[Collection entries]
-- start --
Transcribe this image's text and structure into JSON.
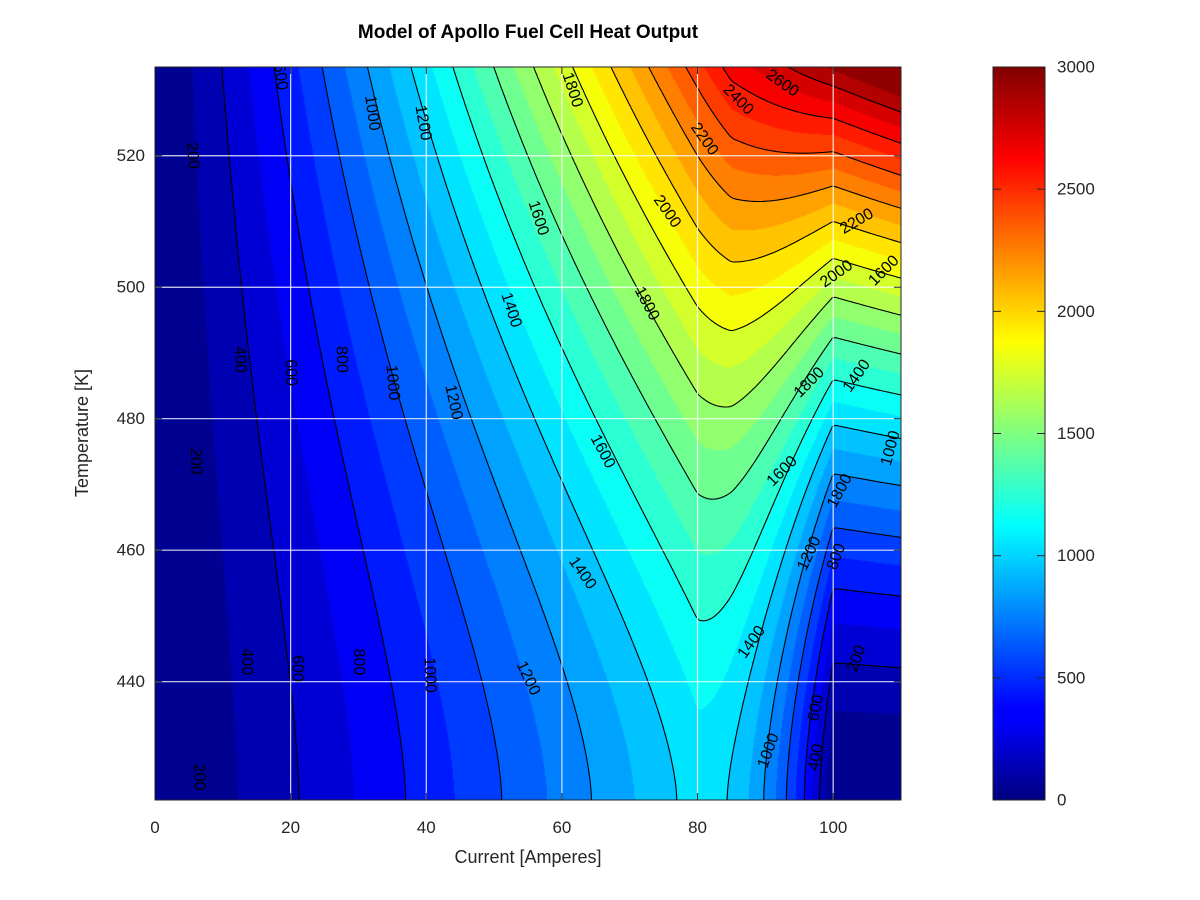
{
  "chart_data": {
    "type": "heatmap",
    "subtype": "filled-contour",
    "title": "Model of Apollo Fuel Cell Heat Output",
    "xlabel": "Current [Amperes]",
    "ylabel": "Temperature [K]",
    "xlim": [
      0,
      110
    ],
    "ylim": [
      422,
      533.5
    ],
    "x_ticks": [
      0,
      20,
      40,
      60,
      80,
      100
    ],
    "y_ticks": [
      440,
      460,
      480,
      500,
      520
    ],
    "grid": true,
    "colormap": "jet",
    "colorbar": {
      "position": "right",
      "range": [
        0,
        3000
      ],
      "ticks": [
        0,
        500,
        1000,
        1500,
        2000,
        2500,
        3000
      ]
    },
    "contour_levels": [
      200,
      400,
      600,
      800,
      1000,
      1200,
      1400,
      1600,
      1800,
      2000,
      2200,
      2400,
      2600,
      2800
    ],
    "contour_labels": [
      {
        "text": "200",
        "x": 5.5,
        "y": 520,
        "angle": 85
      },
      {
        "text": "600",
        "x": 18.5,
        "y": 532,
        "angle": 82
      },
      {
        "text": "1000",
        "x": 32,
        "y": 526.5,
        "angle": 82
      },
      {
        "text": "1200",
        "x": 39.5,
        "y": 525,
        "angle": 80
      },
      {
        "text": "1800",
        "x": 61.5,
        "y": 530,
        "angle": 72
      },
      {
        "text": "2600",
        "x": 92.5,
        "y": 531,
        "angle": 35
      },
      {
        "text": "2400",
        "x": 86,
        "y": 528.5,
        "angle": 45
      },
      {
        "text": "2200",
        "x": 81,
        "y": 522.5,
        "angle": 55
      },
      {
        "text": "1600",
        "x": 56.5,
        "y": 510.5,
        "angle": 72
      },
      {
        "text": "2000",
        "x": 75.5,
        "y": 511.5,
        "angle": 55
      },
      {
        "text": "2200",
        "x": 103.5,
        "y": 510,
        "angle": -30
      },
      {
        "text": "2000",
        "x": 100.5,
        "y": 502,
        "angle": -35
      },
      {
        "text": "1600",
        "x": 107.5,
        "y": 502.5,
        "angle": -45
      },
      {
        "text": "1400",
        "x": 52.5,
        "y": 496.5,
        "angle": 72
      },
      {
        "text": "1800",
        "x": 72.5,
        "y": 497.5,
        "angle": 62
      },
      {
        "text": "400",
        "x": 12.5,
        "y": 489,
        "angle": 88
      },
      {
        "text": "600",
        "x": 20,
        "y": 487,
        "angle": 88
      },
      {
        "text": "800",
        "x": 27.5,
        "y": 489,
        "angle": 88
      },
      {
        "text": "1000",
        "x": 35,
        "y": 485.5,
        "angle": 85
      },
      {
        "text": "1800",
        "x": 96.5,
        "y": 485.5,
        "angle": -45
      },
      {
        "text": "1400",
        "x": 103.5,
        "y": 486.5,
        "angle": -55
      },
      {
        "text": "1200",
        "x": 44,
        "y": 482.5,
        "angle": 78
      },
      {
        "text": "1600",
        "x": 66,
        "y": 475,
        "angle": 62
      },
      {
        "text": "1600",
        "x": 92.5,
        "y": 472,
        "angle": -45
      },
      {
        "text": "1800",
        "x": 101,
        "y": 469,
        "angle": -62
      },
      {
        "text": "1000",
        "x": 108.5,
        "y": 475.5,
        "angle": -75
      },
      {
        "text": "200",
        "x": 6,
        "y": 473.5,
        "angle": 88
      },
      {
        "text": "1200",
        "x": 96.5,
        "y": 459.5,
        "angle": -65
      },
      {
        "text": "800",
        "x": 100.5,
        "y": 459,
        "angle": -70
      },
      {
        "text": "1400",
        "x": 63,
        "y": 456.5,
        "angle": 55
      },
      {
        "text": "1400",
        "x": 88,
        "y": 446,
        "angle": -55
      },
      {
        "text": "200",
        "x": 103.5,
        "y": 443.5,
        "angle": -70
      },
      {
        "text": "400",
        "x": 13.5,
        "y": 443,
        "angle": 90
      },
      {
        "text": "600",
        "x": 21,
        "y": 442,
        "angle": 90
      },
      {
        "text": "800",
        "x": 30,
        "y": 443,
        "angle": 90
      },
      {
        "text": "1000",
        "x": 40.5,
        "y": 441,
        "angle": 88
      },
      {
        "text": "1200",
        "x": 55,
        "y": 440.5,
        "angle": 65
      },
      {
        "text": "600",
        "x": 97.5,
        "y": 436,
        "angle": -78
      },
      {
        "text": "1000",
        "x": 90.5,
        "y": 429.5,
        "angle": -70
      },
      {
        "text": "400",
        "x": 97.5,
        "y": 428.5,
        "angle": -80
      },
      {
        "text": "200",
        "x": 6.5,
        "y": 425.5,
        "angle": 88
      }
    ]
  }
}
-- end --
-- start --
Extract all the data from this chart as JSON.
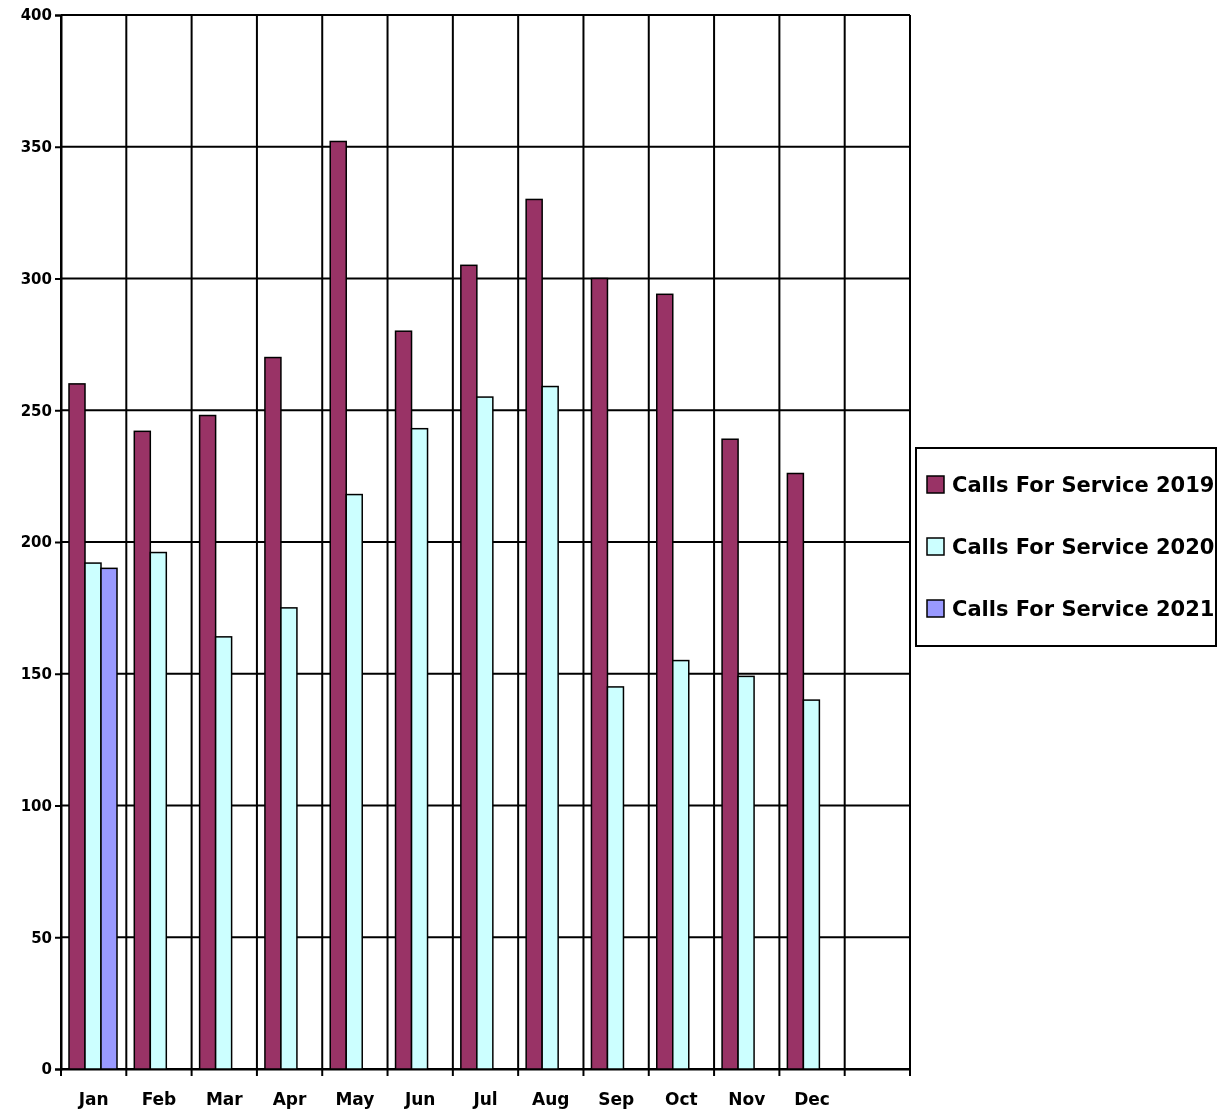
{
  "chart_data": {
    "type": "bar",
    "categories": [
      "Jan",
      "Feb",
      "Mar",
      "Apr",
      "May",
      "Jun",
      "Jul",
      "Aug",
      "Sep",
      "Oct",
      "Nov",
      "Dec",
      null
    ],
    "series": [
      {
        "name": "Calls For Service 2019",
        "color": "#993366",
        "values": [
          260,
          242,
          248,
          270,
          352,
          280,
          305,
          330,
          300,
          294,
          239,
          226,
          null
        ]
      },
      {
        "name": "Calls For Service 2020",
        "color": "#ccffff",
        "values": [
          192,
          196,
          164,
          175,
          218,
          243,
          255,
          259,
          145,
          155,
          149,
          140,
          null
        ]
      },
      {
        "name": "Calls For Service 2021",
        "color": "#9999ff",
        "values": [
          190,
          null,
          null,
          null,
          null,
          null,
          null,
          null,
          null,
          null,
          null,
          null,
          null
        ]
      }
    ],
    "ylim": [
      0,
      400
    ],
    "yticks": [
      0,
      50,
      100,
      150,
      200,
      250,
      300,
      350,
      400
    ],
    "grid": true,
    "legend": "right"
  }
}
-- end --
Problem description: Look through the data above. Each line containing the word "JSON" needs to be copied.

Solved exercise:
Transcribe this image's text and structure into JSON.
Extract all the data from this chart as JSON.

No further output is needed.